= WHAT YOU NEED TO DO =
Both the line containing "Give me a plain-text" and the last line of the listing are included: write out exactly the lines from one to the other.

= RECORDS PROVIDED =

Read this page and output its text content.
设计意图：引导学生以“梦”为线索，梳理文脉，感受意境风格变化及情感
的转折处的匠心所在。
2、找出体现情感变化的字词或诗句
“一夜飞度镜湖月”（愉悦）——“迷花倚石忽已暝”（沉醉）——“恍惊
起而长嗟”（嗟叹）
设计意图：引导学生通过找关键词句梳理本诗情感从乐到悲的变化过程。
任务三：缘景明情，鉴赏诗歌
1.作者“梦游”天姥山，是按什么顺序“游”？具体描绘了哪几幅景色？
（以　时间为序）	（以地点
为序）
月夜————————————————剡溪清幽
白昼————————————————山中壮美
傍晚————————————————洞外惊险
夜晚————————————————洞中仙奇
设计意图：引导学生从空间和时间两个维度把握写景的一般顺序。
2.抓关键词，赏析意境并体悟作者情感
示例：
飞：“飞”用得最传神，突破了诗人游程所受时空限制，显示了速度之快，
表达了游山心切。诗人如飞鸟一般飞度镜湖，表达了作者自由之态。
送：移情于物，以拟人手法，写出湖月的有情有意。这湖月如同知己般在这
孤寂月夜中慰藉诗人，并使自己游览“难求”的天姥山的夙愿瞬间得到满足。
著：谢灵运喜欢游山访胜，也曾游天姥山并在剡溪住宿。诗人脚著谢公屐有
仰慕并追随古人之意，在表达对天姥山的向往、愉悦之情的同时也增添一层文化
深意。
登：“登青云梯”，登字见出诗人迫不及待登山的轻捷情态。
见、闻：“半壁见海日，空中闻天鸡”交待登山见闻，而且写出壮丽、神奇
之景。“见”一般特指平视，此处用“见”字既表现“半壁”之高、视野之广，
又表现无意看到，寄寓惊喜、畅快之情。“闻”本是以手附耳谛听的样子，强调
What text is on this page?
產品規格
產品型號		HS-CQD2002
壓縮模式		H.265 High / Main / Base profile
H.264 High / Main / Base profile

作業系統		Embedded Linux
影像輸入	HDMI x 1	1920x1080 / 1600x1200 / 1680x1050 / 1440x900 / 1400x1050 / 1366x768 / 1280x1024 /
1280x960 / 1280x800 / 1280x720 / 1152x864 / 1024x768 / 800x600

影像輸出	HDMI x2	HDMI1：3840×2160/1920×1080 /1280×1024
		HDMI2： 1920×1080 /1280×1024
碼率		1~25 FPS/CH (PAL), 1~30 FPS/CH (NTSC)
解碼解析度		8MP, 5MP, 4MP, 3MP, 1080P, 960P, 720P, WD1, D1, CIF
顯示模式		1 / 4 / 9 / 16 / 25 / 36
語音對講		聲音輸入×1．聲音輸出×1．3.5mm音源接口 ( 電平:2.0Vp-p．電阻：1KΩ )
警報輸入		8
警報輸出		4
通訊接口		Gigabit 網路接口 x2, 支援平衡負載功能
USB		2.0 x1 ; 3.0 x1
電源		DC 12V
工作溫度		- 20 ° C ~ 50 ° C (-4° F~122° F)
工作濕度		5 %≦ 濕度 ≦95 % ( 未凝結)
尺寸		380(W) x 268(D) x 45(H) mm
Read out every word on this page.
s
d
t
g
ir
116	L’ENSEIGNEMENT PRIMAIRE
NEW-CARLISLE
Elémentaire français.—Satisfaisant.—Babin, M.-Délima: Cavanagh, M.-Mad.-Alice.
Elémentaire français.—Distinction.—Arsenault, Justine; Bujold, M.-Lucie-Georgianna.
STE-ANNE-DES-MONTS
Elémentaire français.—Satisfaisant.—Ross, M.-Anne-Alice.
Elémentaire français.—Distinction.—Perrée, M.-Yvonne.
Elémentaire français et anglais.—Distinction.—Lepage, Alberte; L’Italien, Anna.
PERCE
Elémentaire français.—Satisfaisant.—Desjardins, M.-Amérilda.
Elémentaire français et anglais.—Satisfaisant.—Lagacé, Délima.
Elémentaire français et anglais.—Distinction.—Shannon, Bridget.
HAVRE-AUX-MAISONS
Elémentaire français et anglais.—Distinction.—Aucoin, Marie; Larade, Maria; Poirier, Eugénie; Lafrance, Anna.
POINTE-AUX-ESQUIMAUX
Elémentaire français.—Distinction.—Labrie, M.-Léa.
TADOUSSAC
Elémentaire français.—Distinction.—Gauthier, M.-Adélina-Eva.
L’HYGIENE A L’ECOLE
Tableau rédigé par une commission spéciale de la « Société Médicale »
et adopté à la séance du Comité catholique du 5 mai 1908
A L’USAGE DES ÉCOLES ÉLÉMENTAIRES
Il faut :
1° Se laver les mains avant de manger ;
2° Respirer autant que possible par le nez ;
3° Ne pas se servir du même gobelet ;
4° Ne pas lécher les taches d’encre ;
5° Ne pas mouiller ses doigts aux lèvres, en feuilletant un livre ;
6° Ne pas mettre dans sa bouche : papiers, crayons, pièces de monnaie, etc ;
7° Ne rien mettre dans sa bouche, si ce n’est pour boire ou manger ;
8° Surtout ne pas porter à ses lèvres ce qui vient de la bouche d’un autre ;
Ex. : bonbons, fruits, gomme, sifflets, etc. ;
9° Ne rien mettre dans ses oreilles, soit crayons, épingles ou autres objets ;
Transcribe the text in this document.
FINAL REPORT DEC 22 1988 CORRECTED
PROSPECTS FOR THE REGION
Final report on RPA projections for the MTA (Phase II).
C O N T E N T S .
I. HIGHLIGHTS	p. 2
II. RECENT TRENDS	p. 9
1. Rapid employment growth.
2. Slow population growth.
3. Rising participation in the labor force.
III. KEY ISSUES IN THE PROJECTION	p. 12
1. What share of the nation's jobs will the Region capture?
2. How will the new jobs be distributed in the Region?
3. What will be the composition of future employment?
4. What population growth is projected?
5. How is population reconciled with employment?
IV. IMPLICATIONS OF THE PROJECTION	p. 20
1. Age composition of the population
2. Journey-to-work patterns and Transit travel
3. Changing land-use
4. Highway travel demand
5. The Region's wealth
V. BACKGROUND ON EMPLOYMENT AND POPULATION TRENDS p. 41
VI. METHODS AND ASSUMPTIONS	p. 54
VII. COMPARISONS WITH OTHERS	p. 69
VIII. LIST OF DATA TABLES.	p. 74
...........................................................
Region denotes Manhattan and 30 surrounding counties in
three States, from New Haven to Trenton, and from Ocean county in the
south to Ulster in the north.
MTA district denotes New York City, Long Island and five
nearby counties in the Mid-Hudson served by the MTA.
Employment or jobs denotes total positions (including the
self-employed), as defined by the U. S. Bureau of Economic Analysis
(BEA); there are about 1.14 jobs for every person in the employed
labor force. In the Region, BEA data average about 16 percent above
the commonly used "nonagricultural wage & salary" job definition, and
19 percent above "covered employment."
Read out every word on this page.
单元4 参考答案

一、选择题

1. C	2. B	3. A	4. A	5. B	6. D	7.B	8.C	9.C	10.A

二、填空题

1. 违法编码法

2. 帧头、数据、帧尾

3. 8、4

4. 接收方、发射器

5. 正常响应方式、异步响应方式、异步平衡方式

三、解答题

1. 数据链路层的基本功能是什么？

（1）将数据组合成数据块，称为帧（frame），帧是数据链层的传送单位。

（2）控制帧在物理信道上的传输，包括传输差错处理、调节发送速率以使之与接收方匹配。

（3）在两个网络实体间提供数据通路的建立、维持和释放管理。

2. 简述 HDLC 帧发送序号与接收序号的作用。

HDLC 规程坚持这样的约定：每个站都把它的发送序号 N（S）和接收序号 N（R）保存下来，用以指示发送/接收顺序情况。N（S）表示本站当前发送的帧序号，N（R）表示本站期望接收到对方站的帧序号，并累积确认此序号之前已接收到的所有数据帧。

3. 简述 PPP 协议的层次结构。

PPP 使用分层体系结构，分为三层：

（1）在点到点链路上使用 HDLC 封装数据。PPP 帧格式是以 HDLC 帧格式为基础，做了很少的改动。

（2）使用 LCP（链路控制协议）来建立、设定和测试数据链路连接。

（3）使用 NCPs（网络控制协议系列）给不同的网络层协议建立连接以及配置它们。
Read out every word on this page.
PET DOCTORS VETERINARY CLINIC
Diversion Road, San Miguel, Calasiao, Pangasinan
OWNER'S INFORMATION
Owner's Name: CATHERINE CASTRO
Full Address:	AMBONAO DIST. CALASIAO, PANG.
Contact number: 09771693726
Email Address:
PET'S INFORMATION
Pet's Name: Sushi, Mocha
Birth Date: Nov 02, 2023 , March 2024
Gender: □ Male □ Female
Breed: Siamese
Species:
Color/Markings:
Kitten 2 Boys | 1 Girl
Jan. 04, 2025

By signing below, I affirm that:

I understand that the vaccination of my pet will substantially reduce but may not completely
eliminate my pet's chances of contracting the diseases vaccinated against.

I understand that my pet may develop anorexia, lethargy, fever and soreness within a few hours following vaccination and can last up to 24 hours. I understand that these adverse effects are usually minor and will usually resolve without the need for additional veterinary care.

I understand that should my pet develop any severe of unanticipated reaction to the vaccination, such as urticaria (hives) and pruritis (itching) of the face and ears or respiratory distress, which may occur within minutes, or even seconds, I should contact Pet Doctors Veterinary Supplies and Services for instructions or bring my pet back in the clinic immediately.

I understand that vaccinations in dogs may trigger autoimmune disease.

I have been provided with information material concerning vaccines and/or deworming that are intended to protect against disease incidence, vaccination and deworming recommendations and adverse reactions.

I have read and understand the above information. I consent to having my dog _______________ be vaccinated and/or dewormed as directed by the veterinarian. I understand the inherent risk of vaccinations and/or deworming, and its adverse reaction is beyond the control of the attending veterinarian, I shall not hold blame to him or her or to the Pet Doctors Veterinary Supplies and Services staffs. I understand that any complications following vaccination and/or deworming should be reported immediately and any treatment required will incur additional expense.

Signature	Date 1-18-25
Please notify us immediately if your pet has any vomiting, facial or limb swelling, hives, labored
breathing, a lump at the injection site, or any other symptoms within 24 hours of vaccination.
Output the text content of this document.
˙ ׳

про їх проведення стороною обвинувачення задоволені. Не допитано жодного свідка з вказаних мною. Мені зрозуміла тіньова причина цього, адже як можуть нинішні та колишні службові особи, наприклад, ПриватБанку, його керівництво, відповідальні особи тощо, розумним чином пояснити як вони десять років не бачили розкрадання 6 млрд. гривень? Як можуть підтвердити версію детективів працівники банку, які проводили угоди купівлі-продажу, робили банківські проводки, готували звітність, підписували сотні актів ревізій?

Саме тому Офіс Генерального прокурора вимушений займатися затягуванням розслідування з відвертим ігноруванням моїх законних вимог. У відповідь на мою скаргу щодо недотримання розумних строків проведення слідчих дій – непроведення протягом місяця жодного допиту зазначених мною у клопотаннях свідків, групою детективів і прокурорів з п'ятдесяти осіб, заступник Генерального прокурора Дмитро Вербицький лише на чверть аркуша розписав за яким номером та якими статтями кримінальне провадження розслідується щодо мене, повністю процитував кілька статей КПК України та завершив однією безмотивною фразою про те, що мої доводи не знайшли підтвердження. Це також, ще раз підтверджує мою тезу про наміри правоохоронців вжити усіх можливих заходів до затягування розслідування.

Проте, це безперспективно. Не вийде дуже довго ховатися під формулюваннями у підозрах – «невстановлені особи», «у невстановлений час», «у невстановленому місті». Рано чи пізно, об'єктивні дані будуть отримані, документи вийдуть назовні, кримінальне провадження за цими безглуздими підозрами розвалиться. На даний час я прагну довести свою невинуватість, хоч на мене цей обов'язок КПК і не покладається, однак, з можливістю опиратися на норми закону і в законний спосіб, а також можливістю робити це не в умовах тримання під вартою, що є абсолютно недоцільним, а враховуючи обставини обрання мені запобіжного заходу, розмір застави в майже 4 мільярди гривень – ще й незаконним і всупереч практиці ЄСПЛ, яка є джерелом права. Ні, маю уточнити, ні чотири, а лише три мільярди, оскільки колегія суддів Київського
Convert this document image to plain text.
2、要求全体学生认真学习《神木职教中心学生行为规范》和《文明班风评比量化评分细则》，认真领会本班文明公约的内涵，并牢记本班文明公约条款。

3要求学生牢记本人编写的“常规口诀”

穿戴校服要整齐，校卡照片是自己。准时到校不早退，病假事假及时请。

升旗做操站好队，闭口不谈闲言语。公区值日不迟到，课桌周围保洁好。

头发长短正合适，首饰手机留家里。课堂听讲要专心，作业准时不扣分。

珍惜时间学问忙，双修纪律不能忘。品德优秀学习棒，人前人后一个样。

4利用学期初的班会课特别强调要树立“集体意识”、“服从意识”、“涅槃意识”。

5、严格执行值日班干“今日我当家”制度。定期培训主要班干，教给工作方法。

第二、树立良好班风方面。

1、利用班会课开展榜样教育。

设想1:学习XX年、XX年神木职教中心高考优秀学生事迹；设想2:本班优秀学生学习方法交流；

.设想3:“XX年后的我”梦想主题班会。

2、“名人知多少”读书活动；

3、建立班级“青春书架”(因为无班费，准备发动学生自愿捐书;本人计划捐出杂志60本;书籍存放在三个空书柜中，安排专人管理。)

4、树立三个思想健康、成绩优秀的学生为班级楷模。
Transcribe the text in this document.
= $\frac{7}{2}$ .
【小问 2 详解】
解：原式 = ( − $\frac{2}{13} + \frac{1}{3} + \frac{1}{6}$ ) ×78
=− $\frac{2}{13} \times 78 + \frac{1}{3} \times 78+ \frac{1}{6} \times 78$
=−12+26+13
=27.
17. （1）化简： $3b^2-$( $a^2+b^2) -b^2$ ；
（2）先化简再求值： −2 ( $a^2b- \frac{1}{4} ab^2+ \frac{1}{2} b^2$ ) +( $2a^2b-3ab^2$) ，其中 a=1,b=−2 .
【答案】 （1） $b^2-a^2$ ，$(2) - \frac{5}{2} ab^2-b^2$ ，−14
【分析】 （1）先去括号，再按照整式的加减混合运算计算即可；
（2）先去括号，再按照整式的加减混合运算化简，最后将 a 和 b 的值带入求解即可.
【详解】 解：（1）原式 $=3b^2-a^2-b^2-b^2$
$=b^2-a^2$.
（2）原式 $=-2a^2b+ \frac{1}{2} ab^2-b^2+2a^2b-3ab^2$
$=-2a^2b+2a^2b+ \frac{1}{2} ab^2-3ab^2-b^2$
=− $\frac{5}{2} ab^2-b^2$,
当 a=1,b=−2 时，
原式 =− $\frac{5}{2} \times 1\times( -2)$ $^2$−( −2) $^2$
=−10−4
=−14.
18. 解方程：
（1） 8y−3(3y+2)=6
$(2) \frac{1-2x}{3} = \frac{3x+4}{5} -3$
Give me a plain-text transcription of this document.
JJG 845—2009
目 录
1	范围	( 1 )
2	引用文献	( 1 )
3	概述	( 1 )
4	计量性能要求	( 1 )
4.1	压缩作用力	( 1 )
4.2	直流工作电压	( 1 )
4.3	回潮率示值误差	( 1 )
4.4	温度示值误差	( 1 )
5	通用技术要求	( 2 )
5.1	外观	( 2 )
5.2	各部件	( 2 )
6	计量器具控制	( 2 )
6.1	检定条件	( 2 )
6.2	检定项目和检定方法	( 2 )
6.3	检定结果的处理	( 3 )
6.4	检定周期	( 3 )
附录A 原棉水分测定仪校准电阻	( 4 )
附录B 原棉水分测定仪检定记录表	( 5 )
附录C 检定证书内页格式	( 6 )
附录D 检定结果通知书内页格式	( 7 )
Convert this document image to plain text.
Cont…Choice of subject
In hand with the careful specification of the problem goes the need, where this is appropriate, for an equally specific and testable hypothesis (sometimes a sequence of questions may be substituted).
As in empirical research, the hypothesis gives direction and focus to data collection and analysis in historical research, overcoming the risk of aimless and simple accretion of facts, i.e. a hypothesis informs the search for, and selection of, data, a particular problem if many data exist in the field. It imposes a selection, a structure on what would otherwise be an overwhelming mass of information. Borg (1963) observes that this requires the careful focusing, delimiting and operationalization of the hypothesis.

= WRITTEN SOLUTION =
Give me a plain-text transcription of this document.
JJG 845—2009
目 录
1	范围	( 1 )
2	引用文献	( 1 )
3	概述	( 1 )
4	计量性能要求	( 1 )
4.1	压缩作用力	( 1 )
4.2	直流工作电压	( 1 )
4.3	回潮率示值误差	( 1 )
4.4	温度示值误差	( 1 )
5	通用技术要求	( 2 )
5.1	外观	( 2 )
5.2	各部件	( 2 )
6	计量器具控制	( 2 )
6.1	检定条件	( 2 )
6.2	检定项目和检定方法	( 2 )
6.3	检定结果的处理	( 3 )
6.4	检定周期	( 3 )
附录A 原棉水分测定仪校准电阻	( 4 )
附录B 原棉水分测定仪检定记录表	( 5 )
附录C 检定证书内页格式	( 6 )
附录D 检定结果通知书内页格式	( 7 )
Convert this document image to plain text.
Cont…Choice of subject
In hand with the careful specification of the problem goes the need, where this is appropriate, for an equally specific and testable hypothesis (sometimes a sequence of questions may be substituted).
As in empirical research, the hypothesis gives direction and focus to data collection and analysis in historical research, overcoming the risk of aimless and simple accretion of facts, i.e. a hypothesis informs the search for, and selection of, data, a particular problem if many data exist in the field. It imposes a selection, a structure on what would otherwise be an overwhelming mass of information. Borg (1963) observes that this requires the careful focusing, delimiting and operationalization of the hypothesis.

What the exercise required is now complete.